┌────────
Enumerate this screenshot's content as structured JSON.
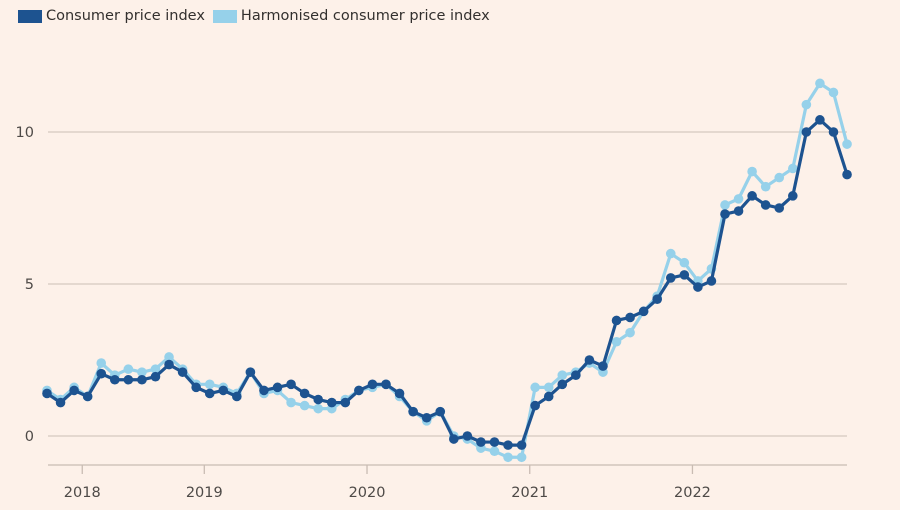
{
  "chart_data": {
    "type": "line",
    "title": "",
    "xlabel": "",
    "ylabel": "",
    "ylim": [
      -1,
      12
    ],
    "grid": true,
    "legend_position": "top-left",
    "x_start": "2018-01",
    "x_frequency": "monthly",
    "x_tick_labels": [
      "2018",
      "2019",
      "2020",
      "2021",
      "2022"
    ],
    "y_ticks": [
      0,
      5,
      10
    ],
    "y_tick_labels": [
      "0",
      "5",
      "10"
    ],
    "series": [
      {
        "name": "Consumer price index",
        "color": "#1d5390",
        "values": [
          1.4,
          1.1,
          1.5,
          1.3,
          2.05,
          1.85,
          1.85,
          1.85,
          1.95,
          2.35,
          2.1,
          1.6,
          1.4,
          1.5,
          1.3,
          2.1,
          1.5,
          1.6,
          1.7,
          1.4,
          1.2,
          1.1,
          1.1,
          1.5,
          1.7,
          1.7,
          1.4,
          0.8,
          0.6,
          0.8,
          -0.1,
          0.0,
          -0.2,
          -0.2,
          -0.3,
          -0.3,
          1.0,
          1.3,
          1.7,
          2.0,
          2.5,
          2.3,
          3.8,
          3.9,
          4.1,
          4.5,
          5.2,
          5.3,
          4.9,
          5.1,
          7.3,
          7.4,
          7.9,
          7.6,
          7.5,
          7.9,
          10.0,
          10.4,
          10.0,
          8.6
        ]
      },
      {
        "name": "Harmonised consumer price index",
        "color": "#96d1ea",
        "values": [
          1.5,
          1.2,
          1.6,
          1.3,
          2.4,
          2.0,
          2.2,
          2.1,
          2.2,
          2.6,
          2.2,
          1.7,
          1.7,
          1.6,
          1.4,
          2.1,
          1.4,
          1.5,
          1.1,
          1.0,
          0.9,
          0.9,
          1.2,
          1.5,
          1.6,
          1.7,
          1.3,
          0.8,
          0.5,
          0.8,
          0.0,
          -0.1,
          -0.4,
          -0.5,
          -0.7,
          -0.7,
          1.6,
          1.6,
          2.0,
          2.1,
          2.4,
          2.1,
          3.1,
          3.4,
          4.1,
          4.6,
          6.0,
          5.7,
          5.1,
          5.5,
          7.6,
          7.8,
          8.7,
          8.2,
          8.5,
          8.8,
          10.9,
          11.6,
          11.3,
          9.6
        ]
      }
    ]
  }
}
└────────
Aim of the task → Among the lines of the data, identify those with the word "name". Copy each of them.

Answer to the problem →
        "name": "Consumer price index",
        "name": "Harmonised consumer price index",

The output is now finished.